— START Record set —

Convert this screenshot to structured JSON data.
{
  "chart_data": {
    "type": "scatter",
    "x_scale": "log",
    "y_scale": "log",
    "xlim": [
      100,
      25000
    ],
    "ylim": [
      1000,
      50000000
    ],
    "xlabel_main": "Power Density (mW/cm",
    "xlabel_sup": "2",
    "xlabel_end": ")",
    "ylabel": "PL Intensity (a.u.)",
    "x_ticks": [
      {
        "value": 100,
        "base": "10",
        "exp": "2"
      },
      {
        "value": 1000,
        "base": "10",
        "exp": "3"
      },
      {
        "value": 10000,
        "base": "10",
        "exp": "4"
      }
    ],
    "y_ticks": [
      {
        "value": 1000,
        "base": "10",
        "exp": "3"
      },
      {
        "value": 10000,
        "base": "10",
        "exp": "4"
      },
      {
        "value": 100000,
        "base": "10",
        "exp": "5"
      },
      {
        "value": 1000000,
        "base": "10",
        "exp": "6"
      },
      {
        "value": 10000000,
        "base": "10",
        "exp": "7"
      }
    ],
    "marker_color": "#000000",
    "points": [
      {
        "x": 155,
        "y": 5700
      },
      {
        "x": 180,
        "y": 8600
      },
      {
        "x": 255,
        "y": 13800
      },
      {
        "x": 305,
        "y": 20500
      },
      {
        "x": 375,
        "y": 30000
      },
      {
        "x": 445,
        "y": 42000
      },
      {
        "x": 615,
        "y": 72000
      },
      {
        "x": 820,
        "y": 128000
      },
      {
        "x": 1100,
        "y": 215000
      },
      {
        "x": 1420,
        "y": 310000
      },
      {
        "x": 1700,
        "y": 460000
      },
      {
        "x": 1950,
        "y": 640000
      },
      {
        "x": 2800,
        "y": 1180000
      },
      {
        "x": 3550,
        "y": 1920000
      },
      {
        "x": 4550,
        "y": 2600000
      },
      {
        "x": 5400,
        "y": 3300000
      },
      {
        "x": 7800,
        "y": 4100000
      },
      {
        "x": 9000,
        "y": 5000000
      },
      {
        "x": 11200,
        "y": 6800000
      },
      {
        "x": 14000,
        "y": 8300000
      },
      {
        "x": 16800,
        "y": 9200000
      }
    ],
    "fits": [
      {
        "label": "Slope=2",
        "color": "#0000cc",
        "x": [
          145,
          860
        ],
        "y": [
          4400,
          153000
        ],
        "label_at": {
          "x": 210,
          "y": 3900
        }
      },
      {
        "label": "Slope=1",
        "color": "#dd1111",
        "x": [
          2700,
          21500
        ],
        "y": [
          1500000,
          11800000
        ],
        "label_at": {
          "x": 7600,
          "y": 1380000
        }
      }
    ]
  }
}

— END Record set —

[What you will do]: Set every line of the listing down word for word.

[Exercise output]:
Convert this screenshot to structured JSON data.
{
  "chart_data": {
    "type": "scatter",
    "x_scale": "log",
    "y_scale": "log",
    "xlim": [
      100,
      25000
    ],
    "ylim": [
      1000,
      50000000
    ],
    "xlabel_main": "Power Density (mW/cm",
    "xlabel_sup": "2",
    "xlabel_end": ")",
    "ylabel": "PL Intensity (a.u.)",
    "x_ticks": [
      {
        "value": 100,
        "base": "10",
        "exp": "2"
      },
      {
        "value": 1000,
        "base": "10",
        "exp": "3"
      },
      {
        "value": 10000,
        "base": "10",
        "exp": "4"
      }
    ],
    "y_ticks": [
      {
        "value": 1000,
        "base": "10",
        "exp": "3"
      },
      {
        "value": 10000,
        "base": "10",
        "exp": "4"
      },
      {
        "value": 100000,
        "base": "10",
        "exp": "5"
      },
      {
        "value": 1000000,
        "base": "10",
        "exp": "6"
      },
      {
        "value": 10000000,
        "base": "10",
        "exp": "7"
      }
    ],
    "marker_color": "#000000",
    "points": [
      {
        "x": 155,
        "y": 5700
      },
      {
        "x": 180,
        "y": 8600
      },
      {
        "x": 255,
        "y": 13800
      },
      {
        "x": 305,
        "y": 20500
      },
      {
        "x": 375,
        "y": 30000
      },
      {
        "x": 445,
        "y": 42000
      },
      {
        "x": 615,
        "y": 72000
      },
      {
        "x": 820,
        "y": 128000
      },
      {
        "x": 1100,
        "y": 215000
      },
      {
        "x": 1420,
        "y": 310000
      },
      {
        "x": 1700,
        "y": 460000
      },
      {
        "x": 1950,
        "y": 640000
      },
      {
        "x": 2800,
        "y": 1180000
      },
      {
        "x": 3550,
        "y": 1920000
      },
      {
        "x": 4550,
        "y": 2600000
      },
      {
        "x": 5400,
        "y": 3300000
      },
      {
        "x": 7800,
        "y": 4100000
      },
      {
        "x": 9000,
        "y": 5000000
      },
      {
        "x": 11200,
        "y": 6800000
      },
      {
        "x": 14000,
        "y": 8300000
      },
      {
        "x": 16800,
        "y": 9200000
      }
    ],
    "fits": [
      {
        "label": "Slope=2",
        "color": "#0000cc",
        "x": [
          145,
          860
        ],
        "y": [
          4400,
          153000
        ],
        "label_at": {
          "x": 210,
          "y": 3900
        }
      },
      {
        "label": "Slope=1",
        "color": "#dd1111",
        "x": [
          2700,
          21500
        ],
        "y": [
          1500000,
          11800000
        ],
        "label_at": {
          "x": 7600,
          "y": 1380000
        }
      }
    ]
  }
}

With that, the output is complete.